* start Items *

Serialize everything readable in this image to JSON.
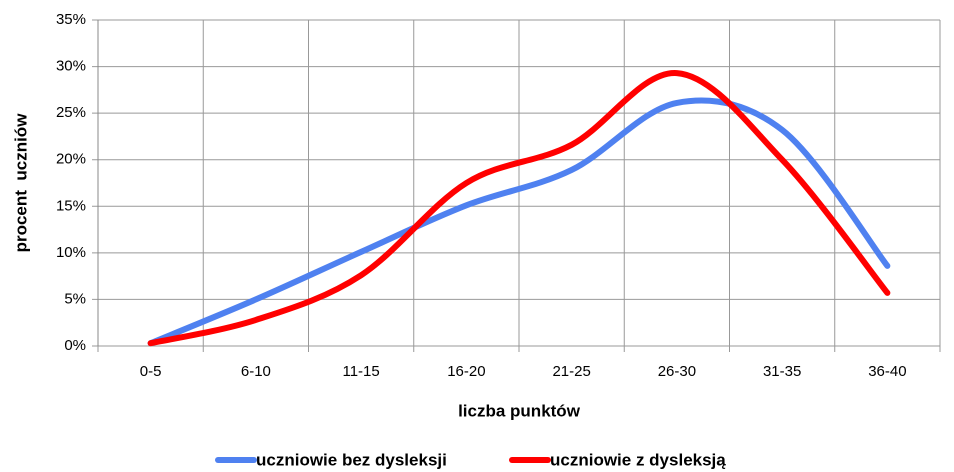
{
  "chart_data": {
    "type": "line",
    "categories": [
      "0-5",
      "6-10",
      "11-15",
      "16-20",
      "21-25",
      "26-30",
      "31-35",
      "36-40"
    ],
    "series": [
      {
        "name": "uczniowie bez dysleksji",
        "color": "#4f81f0",
        "values": [
          0.3,
          5.0,
          10.1,
          15.1,
          18.9,
          26.1,
          23.2,
          8.6
        ]
      },
      {
        "name": "uczniowie z dysleksją",
        "color": "#ff0000",
        "values": [
          0.3,
          2.8,
          7.6,
          17.5,
          21.6,
          29.3,
          20.0,
          5.7
        ]
      }
    ],
    "xlabel": "liczba punktów",
    "ylabel": "procent  uczniów",
    "ylim": [
      0,
      35
    ],
    "yticks": [
      {
        "value": 0,
        "label": "0%"
      },
      {
        "value": 5,
        "label": "5%"
      },
      {
        "value": 10,
        "label": "10%"
      },
      {
        "value": 15,
        "label": "15%"
      },
      {
        "value": 20,
        "label": "20%"
      },
      {
        "value": 25,
        "label": "25%"
      },
      {
        "value": 30,
        "label": "30%"
      },
      {
        "value": 35,
        "label": "35%"
      }
    ],
    "grid": true,
    "legend": "bottom"
  }
}
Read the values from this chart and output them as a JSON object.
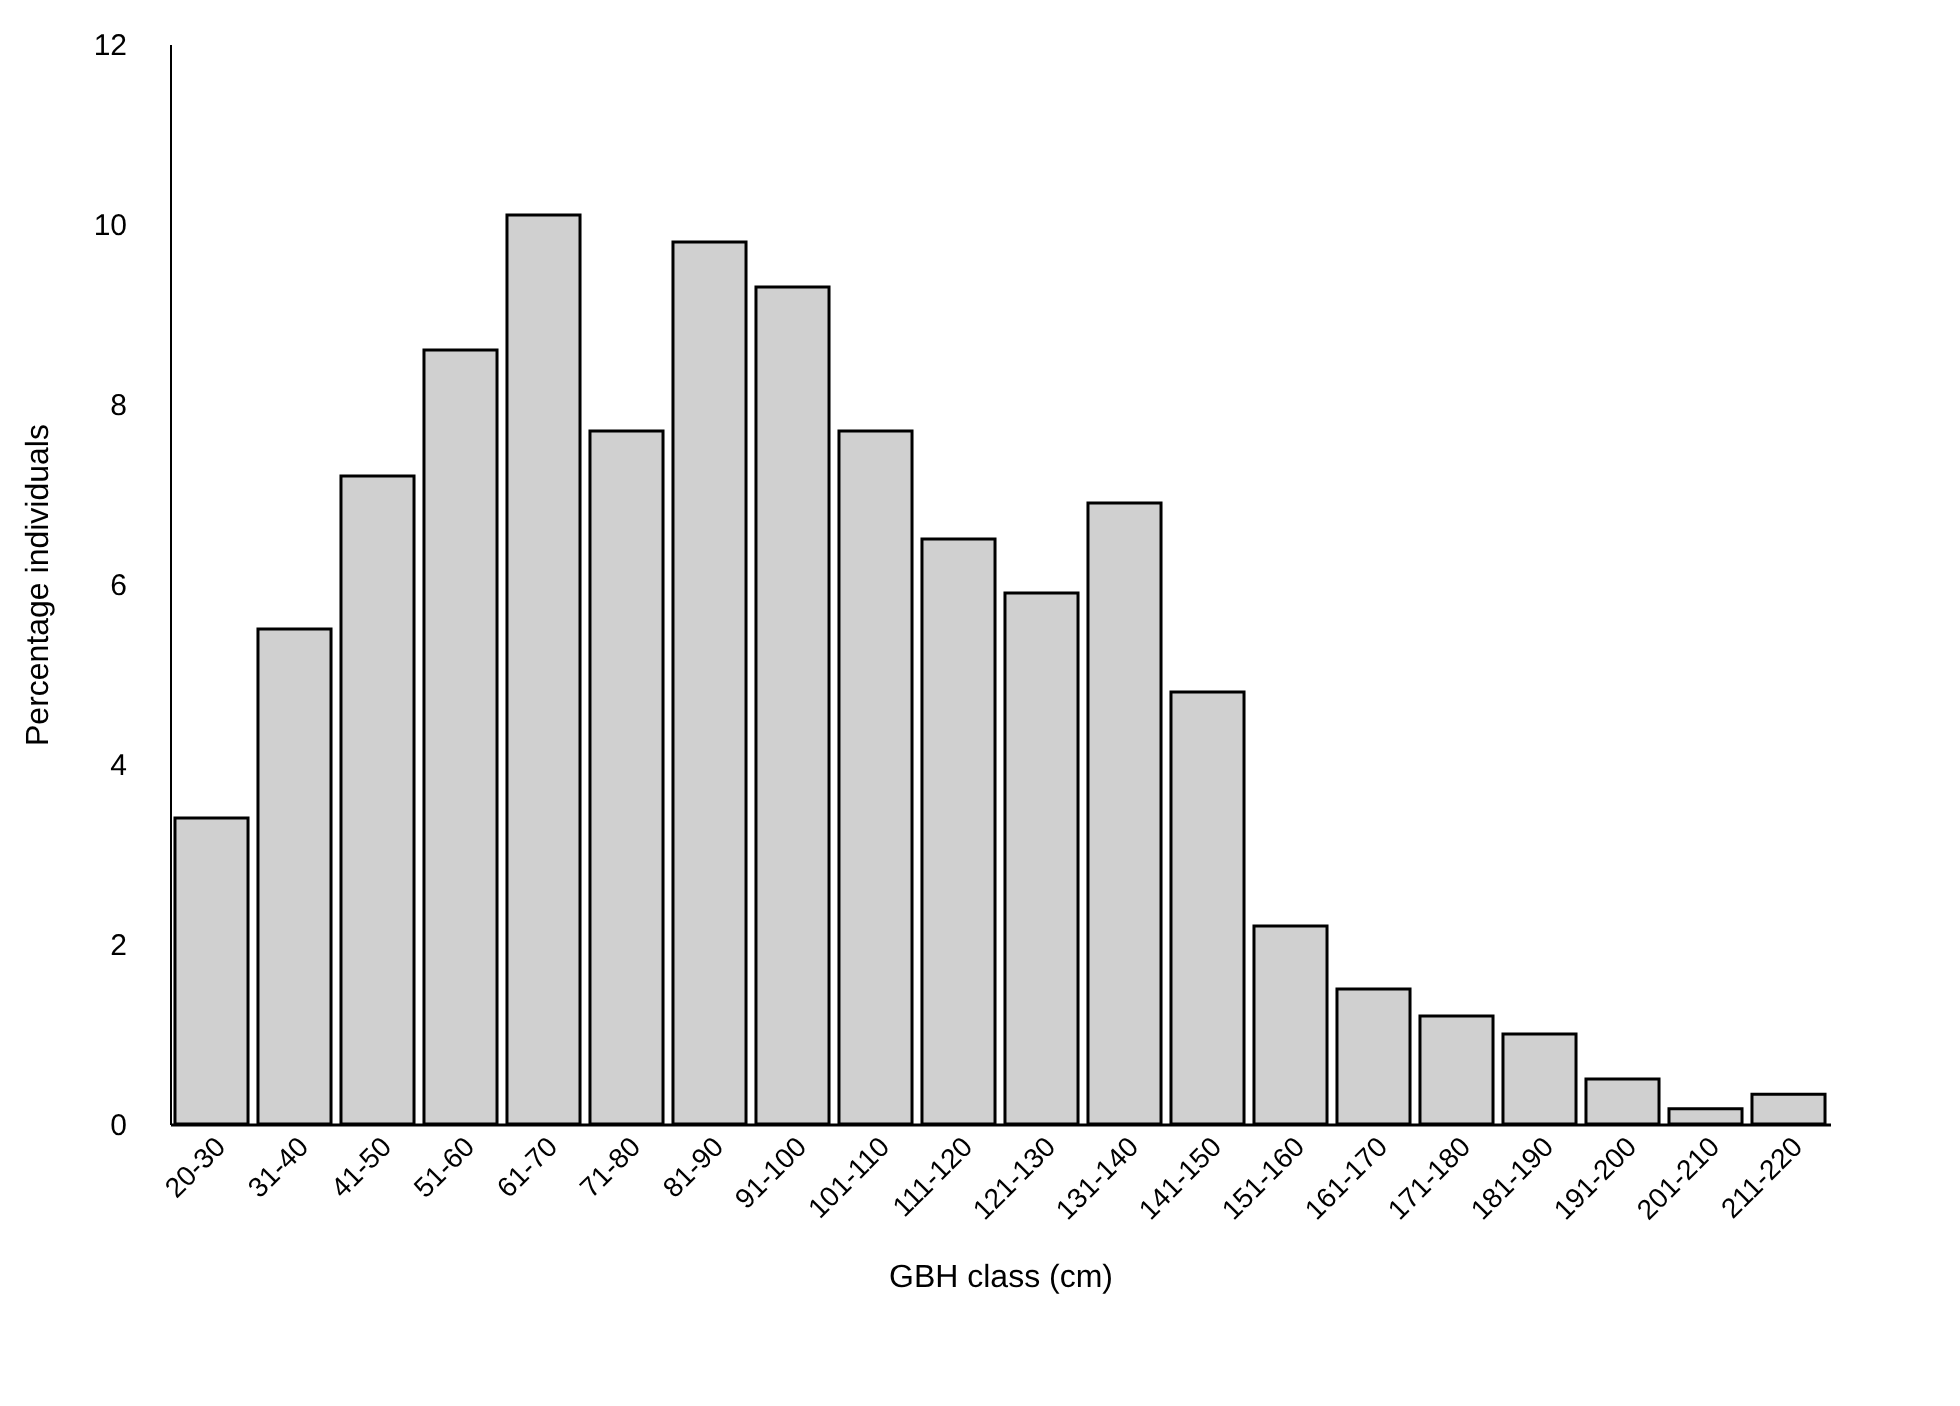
{
  "chart_data": {
    "type": "bar",
    "xlabel": "GBH class (cm)",
    "ylabel": "Percentage individuals",
    "categories": [
      "20-30",
      "31-40",
      "41-50",
      "51-60",
      "61-70",
      "71-80",
      "81-90",
      "91-100",
      "101-110",
      "111-120",
      "121-130",
      "131-140",
      "141-150",
      "151-160",
      "161-170",
      "171-180",
      "181-190",
      "191-200",
      "201-210",
      "211-220"
    ],
    "values": [
      3.4,
      5.5,
      7.2,
      8.6,
      10.1,
      7.7,
      9.8,
      9.3,
      7.7,
      6.5,
      5.9,
      6.9,
      4.8,
      2.2,
      1.5,
      1.2,
      1.0,
      0.5,
      0.17,
      0.33
    ],
    "color": "#d0d0d0",
    "ylim": [
      0,
      12
    ],
    "yticks": [
      0,
      2,
      4,
      6,
      8,
      10,
      12
    ],
    "grid": false,
    "legend": false
  }
}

* end Items *

- Given problem
Write the lines above out again exactly, without any of their pictures.

- Reply
Serialize everything readable in this image to JSON.
{
  "chart_data": {
    "type": "line",
    "categories": [
      "0-5",
      "6-10",
      "11-15",
      "16-20",
      "21-25",
      "26-30",
      "31-35",
      "36-40"
    ],
    "series": [
      {
        "name": "uczniowie bez dysleksji",
        "color": "#4f81f0",
        "values": [
          0.3,
          5.0,
          10.1,
          15.1,
          18.9,
          26.1,
          23.2,
          8.6
        ]
      },
      {
        "name": "uczniowie z dysleksją",
        "color": "#ff0000",
        "values": [
          0.3,
          2.8,
          7.6,
          17.5,
          21.6,
          29.3,
          20.0,
          5.7
        ]
      }
    ],
    "xlabel": "liczba punktów",
    "ylabel": "procent  uczniów",
    "ylim": [
      0,
      35
    ],
    "yticks": [
      {
        "value": 0,
        "label": "0%"
      },
      {
        "value": 5,
        "label": "5%"
      },
      {
        "value": 10,
        "label": "10%"
      },
      {
        "value": 15,
        "label": "15%"
      },
      {
        "value": 20,
        "label": "20%"
      },
      {
        "value": 25,
        "label": "25%"
      },
      {
        "value": 30,
        "label": "30%"
      },
      {
        "value": 35,
        "label": "35%"
      }
    ],
    "grid": true,
    "legend": "bottom"
  }
}
Read the values from this chart and output them as a JSON object.
{
  "chart_data": {
    "type": "bar",
    "xlabel": "GBH class (cm)",
    "ylabel": "Percentage individuals",
    "categories": [
      "20-30",
      "31-40",
      "41-50",
      "51-60",
      "61-70",
      "71-80",
      "81-90",
      "91-100",
      "101-110",
      "111-120",
      "121-130",
      "131-140",
      "141-150",
      "151-160",
      "161-170",
      "171-180",
      "181-190",
      "191-200",
      "201-210",
      "211-220"
    ],
    "values": [
      3.4,
      5.5,
      7.2,
      8.6,
      10.1,
      7.7,
      9.8,
      9.3,
      7.7,
      6.5,
      5.9,
      6.9,
      4.8,
      2.2,
      1.5,
      1.2,
      1.0,
      0.5,
      0.17,
      0.33
    ],
    "color": "#d0d0d0",
    "ylim": [
      0,
      12
    ],
    "yticks": [
      0,
      2,
      4,
      6,
      8,
      10,
      12
    ],
    "grid": false,
    "legend": false
  }
}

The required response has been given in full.